Data tied to figure images:
########
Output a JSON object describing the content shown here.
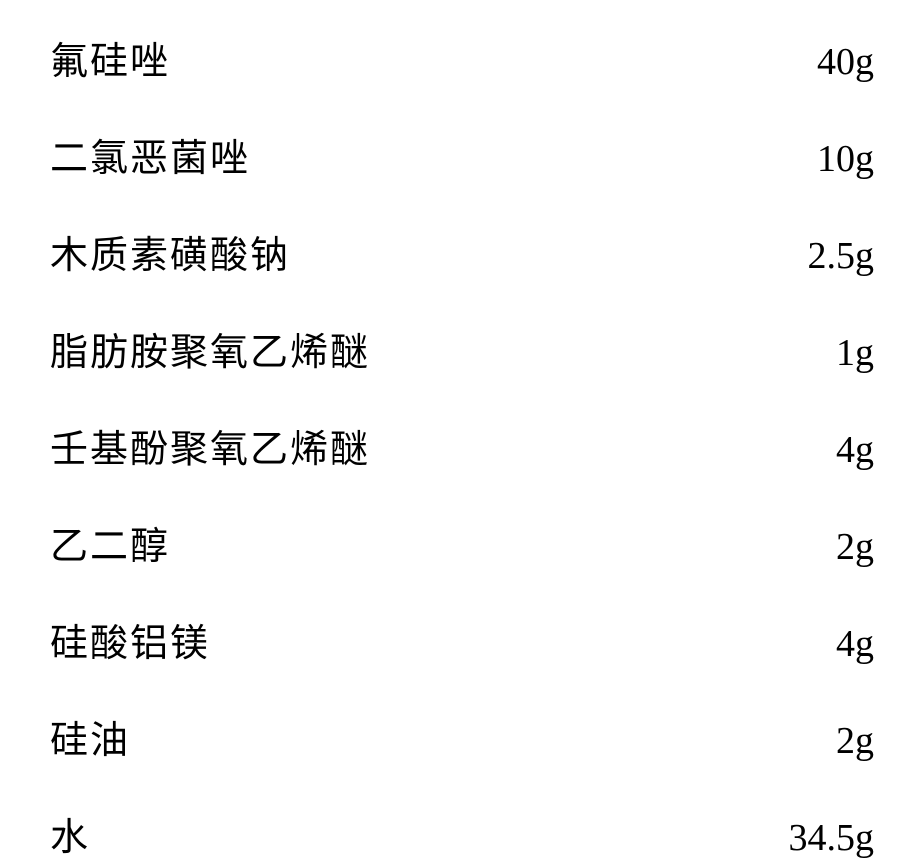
{
  "ingredients_table": {
    "type": "table",
    "background_color": "#ffffff",
    "text_color": "#000000",
    "font_family": "SimSun",
    "font_size": 38,
    "row_spacing": 42,
    "rows": [
      {
        "label": "氟硅唑",
        "value": "40g"
      },
      {
        "label": "二氯恶菌唑",
        "value": "10g"
      },
      {
        "label": "木质素磺酸钠",
        "value": "2.5g"
      },
      {
        "label": "脂肪胺聚氧乙烯醚",
        "value": "1g"
      },
      {
        "label": "壬基酚聚氧乙烯醚",
        "value": "4g"
      },
      {
        "label": "乙二醇",
        "value": "2g"
      },
      {
        "label": "硅酸铝镁",
        "value": "4g"
      },
      {
        "label": "硅油",
        "value": "2g"
      },
      {
        "label": "水",
        "value": "34.5g"
      }
    ]
  }
}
########
> [Brief]
Without the pictures, restate each entry exactly.

> [Output of the exercise]
Output a JSON object describing the content shown here.
{
  "ingredients_table": {
    "type": "table",
    "background_color": "#ffffff",
    "text_color": "#000000",
    "font_family": "SimSun",
    "font_size": 38,
    "row_spacing": 42,
    "rows": [
      {
        "label": "氟硅唑",
        "value": "40g"
      },
      {
        "label": "二氯恶菌唑",
        "value": "10g"
      },
      {
        "label": "木质素磺酸钠",
        "value": "2.5g"
      },
      {
        "label": "脂肪胺聚氧乙烯醚",
        "value": "1g"
      },
      {
        "label": "壬基酚聚氧乙烯醚",
        "value": "4g"
      },
      {
        "label": "乙二醇",
        "value": "2g"
      },
      {
        "label": "硅酸铝镁",
        "value": "4g"
      },
      {
        "label": "硅油",
        "value": "2g"
      },
      {
        "label": "水",
        "value": "34.5g"
      }
    ]
  }
}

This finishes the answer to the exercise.